* [Exercises to complete]
A. From the page on job-displacement insurance, list the reasons that the paragraph beginning "Expanding job-displacement insurance in low- and middle-income countries" gives for why such insurance is a policy priority.
B. Quote the page on job-displacement insurance word for word, starting at "The recent economic" and ending at "implemented in practice.".

* [Page text]
THE WELFARE AND INCENTIVE EFFECTS OF JOB DISPLACEMENT INSURANCE

OUR AIMS

Labour markets in low-income countries face a pressing policy question: what are the welfare and employment impacts of expanding job-displacement insurance? 

This is because:

  • job loss is common and workers do not seem to fully insured against it (Meyer et al. 2021; Gerard & Naritomi 2021),
  • expanding insurance can help address job search barriers and improve the allocation of talent (Abebe et al. 2021), 
  • expanding insurance can increase demand for labour market formality.

There is limited empirical evidence on the design of job-displacement insurance in low-income countries because mass lay-off events are hard to anticipate and difficult to study. There are no experimental papers that evaluate the impacts of offering different forms of support to workers who lose their job. This remains an open question of substantial policy interest both in Ethiopia and other low-income countries (Gerard, Imbert and Orkin 2020). This project implements an experiment to study the welfare and labour market impacts of expanding job-displacement insurance in Ethiopia. 

Policy implications 

The recent economic and social shock caused by the COVID-19 epidemic has emphasized the need to strengthen social protection and insurance for workers in low-income economies and has highlighted the evidence gap documenting promising strategies for expanding displacement insurance (Gerard, Imbert, Orkin, 2020). Moreover, the “unconditional” income support scheme that we will evaluate is a promising policy for LMICs (Gerard and Naritomi, 2021), but it has never been implemented in practice. 

Expanding job-displacement insurance in low- and middle-income countries (LMICs) is a policy priority. First, structural transformation in these countries often generates new jobs that are formal but quite unstable. Understanding how to protect workers in these new jobs is thus increasingly important. Second, jobseekers often misallocate their talents and skills due to liquidity constraints (Abebe et al., 2021). Insurance provision can support displaced workers in the search for better matches for their talents and skills. Third, governments in LMICs are keen to promote formal employment. Job-displacement insurance is a key benefit of formal employment and can thus be an important lever to attract workers to the formal sector (Bosch and Esteban-Pretel, 2015; Cirelli, Espino and Sánchez, 2021).

ABOUT THE PROJECT

Ethiopia lost preferential access to the US market in early 2022 due to the ongoing conflict in the north of the country. This hit exporting firms in the garment sector hard and led to mass-layoffs of garment workers. The project is set in Hawassa Industrial Park, Ethiopia, where many firms had to resort to mass lay-offs as demand for their good plummeted. Researchers sampled 1410 young women who were laid off by a ready-made garment manufacturer in August 2022 

The researchers evaluate the impacts of offering to the laid-off group:

  • an “income support” scheme which pays 60 percent of the worker’s wage for 5 months, irrespective of employment status;
  • a single lump-sum payment of the same present value as the income support scheme.

* [Dataset excerpts]
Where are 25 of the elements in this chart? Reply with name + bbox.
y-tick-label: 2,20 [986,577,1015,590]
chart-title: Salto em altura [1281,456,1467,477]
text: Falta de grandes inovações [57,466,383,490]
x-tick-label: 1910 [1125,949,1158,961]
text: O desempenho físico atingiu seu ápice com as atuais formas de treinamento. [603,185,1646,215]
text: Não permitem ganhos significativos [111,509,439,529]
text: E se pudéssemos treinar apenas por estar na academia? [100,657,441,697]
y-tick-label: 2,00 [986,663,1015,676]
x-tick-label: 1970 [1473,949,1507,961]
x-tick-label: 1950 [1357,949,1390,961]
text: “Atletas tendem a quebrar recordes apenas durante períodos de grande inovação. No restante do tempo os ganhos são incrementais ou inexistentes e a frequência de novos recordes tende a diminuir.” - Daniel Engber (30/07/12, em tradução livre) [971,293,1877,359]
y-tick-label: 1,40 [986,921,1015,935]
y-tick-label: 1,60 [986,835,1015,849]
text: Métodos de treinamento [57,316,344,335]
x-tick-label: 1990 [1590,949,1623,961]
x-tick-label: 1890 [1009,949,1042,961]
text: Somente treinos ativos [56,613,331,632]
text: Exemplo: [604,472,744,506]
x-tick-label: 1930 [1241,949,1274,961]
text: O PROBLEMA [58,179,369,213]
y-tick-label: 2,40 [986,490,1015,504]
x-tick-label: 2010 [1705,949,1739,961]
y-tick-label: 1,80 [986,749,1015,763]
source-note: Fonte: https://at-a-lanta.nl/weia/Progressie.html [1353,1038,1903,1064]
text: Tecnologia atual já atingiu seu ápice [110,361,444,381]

* [Answers per task]
A.
- Structural transformation in these countries often generates new jobs that are formal but quite unstable, so understanding how to protect workers in these new jobs is increasingly important.
- Jobseekers often misallocate their talents and skills due to liquidity constraints, and insurance provision can support displaced workers in the search for better matches for their talents and skills.
- Governments in LMICs are keen to promote formal employment, and job-displacement insurance is a key benefit of formal employment that can be an important lever to attract workers to the formal sector.

B.
The recent economic and social shock caused by the COVID-19 epidemic has emphasized the need to strengthen social protection and insurance for workers in low-income economies and has highlighted the evidence gap documenting promising strategies for expanding displacement insurance (Gerard, Imbert, Orkin, 2020). Moreover, the “unconditional” income support scheme that we will evaluate is a promising policy for LMICs (Gerard and Naritomi, 2021), but it has never been implemented in practice.